━━━━━ Stored records ━━━━━

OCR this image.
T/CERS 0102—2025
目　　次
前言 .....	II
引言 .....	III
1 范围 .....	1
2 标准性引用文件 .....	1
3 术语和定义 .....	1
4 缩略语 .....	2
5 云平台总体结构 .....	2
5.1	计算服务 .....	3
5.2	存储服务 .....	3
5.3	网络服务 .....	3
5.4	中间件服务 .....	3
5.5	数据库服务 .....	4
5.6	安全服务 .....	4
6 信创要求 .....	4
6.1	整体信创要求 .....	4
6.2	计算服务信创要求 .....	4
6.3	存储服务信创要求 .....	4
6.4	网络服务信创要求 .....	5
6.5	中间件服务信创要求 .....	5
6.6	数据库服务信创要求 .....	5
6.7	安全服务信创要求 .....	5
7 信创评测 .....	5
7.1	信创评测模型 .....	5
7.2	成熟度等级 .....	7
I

━━━━━

### Challenge
Write the material out exactly, with nothing left out.

### Task output
OCR this image.
T/CERS 0102—2025
目　　次
前言 .....	II
引言 .....	III
1 范围 .....	1
2 标准性引用文件 .....	1
3 术语和定义 .....	1
4 缩略语 .....	2
5 云平台总体结构 .....	2
5.1	计算服务 .....	3
5.2	存储服务 .....	3
5.3	网络服务 .....	3
5.4	中间件服务 .....	3
5.5	数据库服务 .....	4
5.6	安全服务 .....	4
6 信创要求 .....	4
6.1	整体信创要求 .....	4
6.2	计算服务信创要求 .....	4
6.3	存储服务信创要求 .....	4
6.4	网络服务信创要求 .....	5
6.5	中间件服务信创要求 .....	5
6.6	数据库服务信创要求 .....	5
6.7	安全服务信创要求 .....	5
7 信创评测 .....	5
7.1	信创评测模型 .....	5
7.2	成熟度等级 .....	7
I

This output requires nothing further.